Compile every line that includes the word "color".
_____
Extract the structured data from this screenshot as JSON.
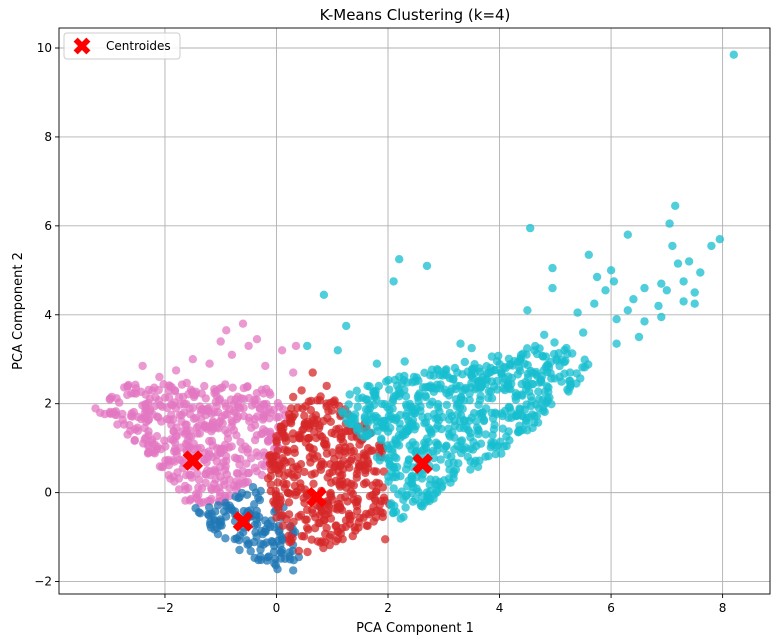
{
  "chart_data": {
    "type": "scatter",
    "title": "K-Means Clustering (k=4)",
    "xlabel": "PCA Component 1",
    "ylabel": "PCA Component 2",
    "xlim": [
      -3.9,
      8.85
    ],
    "ylim": [
      -2.28,
      10.45
    ],
    "xticks": [
      -2,
      0,
      2,
      4,
      6,
      8
    ],
    "xtick_labels": [
      "−2",
      "0",
      "2",
      "4",
      "6",
      "8"
    ],
    "yticks": [
      -2,
      0,
      2,
      4,
      6,
      8,
      10
    ],
    "ytick_labels": [
      "−2",
      "0",
      "2",
      "4",
      "6",
      "8",
      "10"
    ],
    "grid": true,
    "legend": {
      "placement": "top-left",
      "entries": [
        "Centroides"
      ]
    },
    "clusters": [
      {
        "color": "#e377c2",
        "region": [
          [
            -3.3,
            1.95
          ],
          [
            -3.0,
            2.45
          ],
          [
            -2.0,
            2.45
          ],
          [
            -1.0,
            2.5
          ],
          [
            0.0,
            2.3
          ],
          [
            0.2,
            1.6
          ],
          [
            0.0,
            0.6
          ],
          [
            -0.9,
            -0.2
          ],
          [
            -1.6,
            -0.25
          ],
          [
            -2.4,
            0.9
          ]
        ],
        "outliers": [
          [
            -0.6,
            3.8
          ],
          [
            -0.9,
            3.65
          ],
          [
            -0.35,
            3.45
          ],
          [
            0.35,
            3.3
          ],
          [
            -1.5,
            3.0
          ],
          [
            -2.4,
            2.85
          ],
          [
            -0.8,
            3.1
          ],
          [
            0.3,
            2.7
          ],
          [
            -1.2,
            2.9
          ],
          [
            -0.2,
            2.85
          ],
          [
            -1.8,
            2.75
          ],
          [
            0.1,
            3.2
          ],
          [
            -0.5,
            3.3
          ],
          [
            -2.1,
            2.6
          ],
          [
            -1.0,
            3.4
          ]
        ]
      },
      {
        "color": "#1f77b4",
        "region": [
          [
            -1.5,
            -0.4
          ],
          [
            -0.9,
            -0.2
          ],
          [
            -0.4,
            0.15
          ],
          [
            0.15,
            -0.35
          ],
          [
            0.45,
            -1.05
          ],
          [
            0.3,
            -1.55
          ],
          [
            0.05,
            -1.75
          ],
          [
            -0.5,
            -1.45
          ],
          [
            -1.2,
            -0.8
          ]
        ],
        "outliers": [
          [
            0.3,
            -1.75
          ],
          [
            0.4,
            -1.45
          ],
          [
            -1.45,
            -0.35
          ]
        ]
      },
      {
        "color": "#d62728",
        "region": [
          [
            -0.15,
            0.95
          ],
          [
            0.2,
            1.85
          ],
          [
            0.7,
            2.2
          ],
          [
            1.3,
            2.05
          ],
          [
            1.9,
            1.15
          ],
          [
            2.05,
            -0.45
          ],
          [
            1.3,
            -1.15
          ],
          [
            0.5,
            -1.45
          ],
          [
            0.1,
            -0.95
          ],
          [
            -0.2,
            0.2
          ]
        ],
        "outliers": [
          [
            0.65,
            2.7
          ],
          [
            0.9,
            2.4
          ],
          [
            0.45,
            2.3
          ],
          [
            1.95,
            -1.05
          ],
          [
            0.3,
            2.15
          ]
        ]
      },
      {
        "color": "#17becf",
        "region": [
          [
            1.1,
            1.85
          ],
          [
            1.35,
            2.3
          ],
          [
            2.4,
            2.7
          ],
          [
            3.5,
            3.0
          ],
          [
            4.5,
            3.3
          ],
          [
            5.3,
            3.45
          ],
          [
            5.6,
            2.9
          ],
          [
            5.3,
            2.2
          ],
          [
            4.0,
            0.8
          ],
          [
            3.2,
            0.3
          ],
          [
            2.6,
            -0.4
          ],
          [
            2.1,
            -0.65
          ],
          [
            1.9,
            0.6
          ]
        ],
        "outliers": [
          [
            8.2,
            9.85
          ],
          [
            4.55,
            5.95
          ],
          [
            7.15,
            6.45
          ],
          [
            7.05,
            6.05
          ],
          [
            7.95,
            5.7
          ],
          [
            7.8,
            5.55
          ],
          [
            7.1,
            5.55
          ],
          [
            6.3,
            5.8
          ],
          [
            6.0,
            5.0
          ],
          [
            5.6,
            5.35
          ],
          [
            7.2,
            5.15
          ],
          [
            7.4,
            5.2
          ],
          [
            7.6,
            4.95
          ],
          [
            6.9,
            4.7
          ],
          [
            6.6,
            4.6
          ],
          [
            7.0,
            4.55
          ],
          [
            7.3,
            4.3
          ],
          [
            7.5,
            4.5
          ],
          [
            7.5,
            4.25
          ],
          [
            6.85,
            4.2
          ],
          [
            6.3,
            4.1
          ],
          [
            5.9,
            4.55
          ],
          [
            5.7,
            4.25
          ],
          [
            5.4,
            4.05
          ],
          [
            4.95,
            4.6
          ],
          [
            4.5,
            4.1
          ],
          [
            4.95,
            5.05
          ],
          [
            2.2,
            5.25
          ],
          [
            2.7,
            5.1
          ],
          [
            2.1,
            4.75
          ],
          [
            0.85,
            4.45
          ],
          [
            1.25,
            3.75
          ],
          [
            3.5,
            3.25
          ],
          [
            3.3,
            3.35
          ],
          [
            4.8,
            3.55
          ],
          [
            5.5,
            3.6
          ],
          [
            6.1,
            3.35
          ],
          [
            6.1,
            3.9
          ],
          [
            6.6,
            3.85
          ],
          [
            6.9,
            3.95
          ],
          [
            6.5,
            3.5
          ],
          [
            7.3,
            4.75
          ],
          [
            1.1,
            3.2
          ],
          [
            0.55,
            3.3
          ],
          [
            2.3,
            2.95
          ],
          [
            1.8,
            2.9
          ],
          [
            2.9,
            2.75
          ],
          [
            6.05,
            4.75
          ],
          [
            6.4,
            4.35
          ],
          [
            5.75,
            4.85
          ]
        ]
      }
    ],
    "centroids": {
      "name": "Centroides",
      "color": "#ff0000",
      "points": [
        [
          -1.5,
          0.72
        ],
        [
          -0.6,
          -0.65
        ],
        [
          0.72,
          -0.1
        ],
        [
          2.62,
          0.65
        ]
      ]
    }
  }
}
_____
REPLY TO THE EXERCISE:
        "color": "#e377c2",
        "color": "#1f77b4",
        "color": "#d62728",
        "color": "#17becf",
      "color": "#ff0000",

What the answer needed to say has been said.